» Extracted data entries
>> begin
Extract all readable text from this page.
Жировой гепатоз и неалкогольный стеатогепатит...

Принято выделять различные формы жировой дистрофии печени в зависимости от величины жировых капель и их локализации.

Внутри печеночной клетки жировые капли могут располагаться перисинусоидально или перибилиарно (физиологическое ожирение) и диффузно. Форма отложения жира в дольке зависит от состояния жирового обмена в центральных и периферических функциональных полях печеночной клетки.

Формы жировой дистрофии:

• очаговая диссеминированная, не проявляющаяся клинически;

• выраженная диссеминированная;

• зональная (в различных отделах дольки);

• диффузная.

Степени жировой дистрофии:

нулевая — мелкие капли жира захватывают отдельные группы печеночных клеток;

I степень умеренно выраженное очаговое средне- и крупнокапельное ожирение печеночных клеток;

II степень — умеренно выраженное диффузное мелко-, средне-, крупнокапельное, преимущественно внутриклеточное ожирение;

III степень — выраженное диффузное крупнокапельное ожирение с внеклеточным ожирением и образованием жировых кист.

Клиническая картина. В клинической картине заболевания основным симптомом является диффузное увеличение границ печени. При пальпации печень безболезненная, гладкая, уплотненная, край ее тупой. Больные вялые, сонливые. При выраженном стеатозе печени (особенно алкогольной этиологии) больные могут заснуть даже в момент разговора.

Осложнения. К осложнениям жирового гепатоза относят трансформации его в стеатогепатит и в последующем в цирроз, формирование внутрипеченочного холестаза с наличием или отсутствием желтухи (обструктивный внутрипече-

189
>> end
Recopy all the lines exactly as they appear.

Extract all readable text from this page.
Жировой гепатоз и неалкогольный стеатогепатит...

Принято выделять различные формы жировой дистрофии печени в зависимости от величины жировых капель и их локализации.

Внутри печеночной клетки жировые капли могут располагаться перисинусоидально или перибилиарно (физиологическое ожирение) и диффузно. Форма отложения жира в дольке зависит от состояния жирового обмена в центральных и периферических функциональных полях печеночной клетки.

Формы жировой дистрофии:

• очаговая диссеминированная, не проявляющаяся клинически;

• выраженная диссеминированная;

• зональная (в различных отделах дольки);

• диффузная.

Степени жировой дистрофии:

нулевая — мелкие капли жира захватывают отдельные группы печеночных клеток;

I степень умеренно выраженное очаговое средне- и крупнокапельное ожирение печеночных клеток;

II степень — умеренно выраженное диффузное мелко-, средне-, крупнокапельное, преимущественно внутриклеточное ожирение;

III степень — выраженное диффузное крупнокапельное ожирение с внеклеточным ожирением и образованием жировых кист.

Клиническая картина. В клинической картине заболевания основным симптомом является диффузное увеличение границ печени. При пальпации печень безболезненная, гладкая, уплотненная, край ее тупой. Больные вялые, сонливые. При выраженном стеатозе печени (особенно алкогольной этиологии) больные могут заснуть даже в момент разговора.

Осложнения. К осложнениям жирового гепатоза относят трансформации его в стеатогепатит и в последующем в цирроз, формирование внутрипеченочного холестаза с наличием или отсутствием желтухи (обструктивный внутрипече-

189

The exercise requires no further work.